--- Begin Data section ---
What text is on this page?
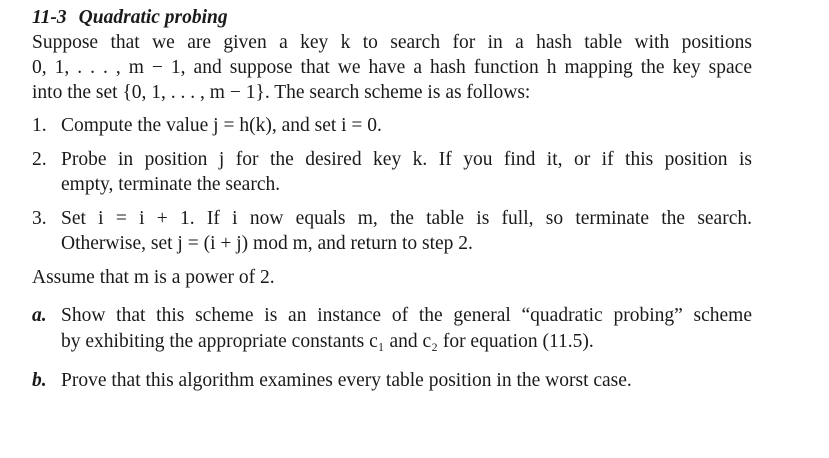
11-3 Quadratic probing

Suppose that we are given a key k to search for in a hash table with positions
0, 1, . . . , m − 1, and suppose that we have a hash function h mapping the key space
into the set {0, 1, . . . , m − 1}. The search scheme is as follows:

1. Compute the value j = h(k), and set i = 0.
2. Probe in position j for the desired key k. If you find it, or if this position is
empty, terminate the search.
3. Set i = i + 1. If i now equals m, the table is full, so terminate the search.
Otherwise, set j = (i + j) mod m, and return to step 2.

Assume that m is a power of 2.

a. Show that this scheme is an instance of the general “quadratic probing” scheme
by exhibiting the appropriate constants c₁ and c₂ for equation (11.5).
b. Prove that this algorithm examines every table position in the worst case.
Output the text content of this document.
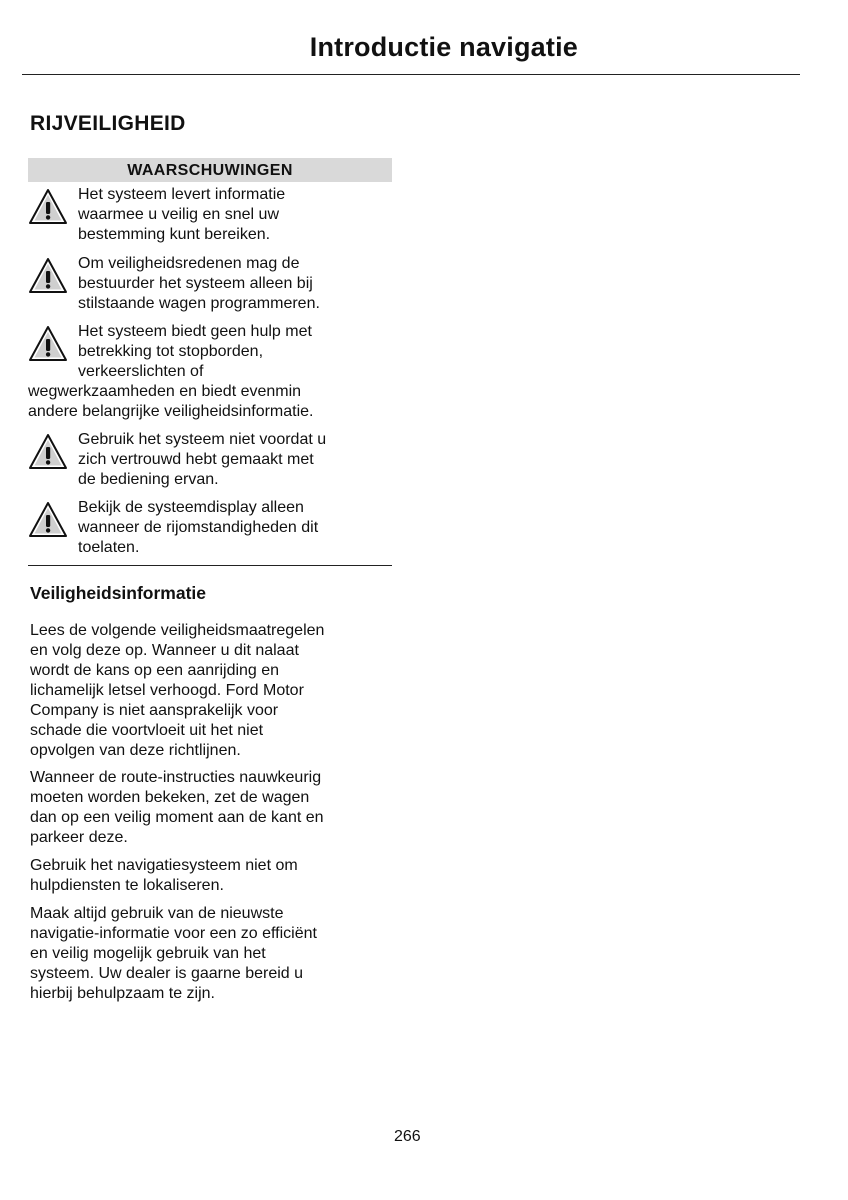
Introductie navigatie
RIJVEILIGHEID
WAARSCHUWINGEN

Het systeem levert informatie
waarmee u veilig en snel uw
bestemming kunt bereiken.

Om veiligheidsredenen mag de
bestuurder het systeem alleen bij
stilstaande wagen programmeren.

Het systeem biedt geen hulp met
betrekking tot stopborden,
verkeerslichten of
wegwerkzaamheden en biedt evenmin
andere belangrijke veiligheidsinformatie.

Gebruik het systeem niet voordat u
zich vertrouwd hebt gemaakt met
de bediening ervan.

Bekijk de systeemdisplay alleen
wanneer de rijomstandigheden dit
toelaten.

Veiligheidsinformatie

Lees de volgende veiligheidsmaatregelen
en volg deze op. Wanneer u dit nalaat
wordt de kans op een aanrijding en
lichamelijk letsel verhoogd. Ford Motor
Company is niet aansprakelijk voor
schade die voortvloeit uit het niet
opvolgen van deze richtlijnen.

Wanneer de route-instructies nauwkeurig
moeten worden bekeken, zet de wagen
dan op een veilig moment aan de kant en
parkeer deze.

Gebruik het navigatiesysteem niet om
hulpdiensten te lokaliseren.

Maak altijd gebruik van de nieuwste
navigatie-informatie voor een zo efficiënt
en veilig mogelijk gebruik van het
systeem. Uw dealer is gaarne bereid u
hierbij behulpzaam te zijn.

266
--- End Data section ---
### Problem details
Read through the lines above and collect those that contain the string "deze".

### The reply
en volg deze op. Wanneer u dit nalaat
opvolgen van deze richtlijnen.
parkeer deze.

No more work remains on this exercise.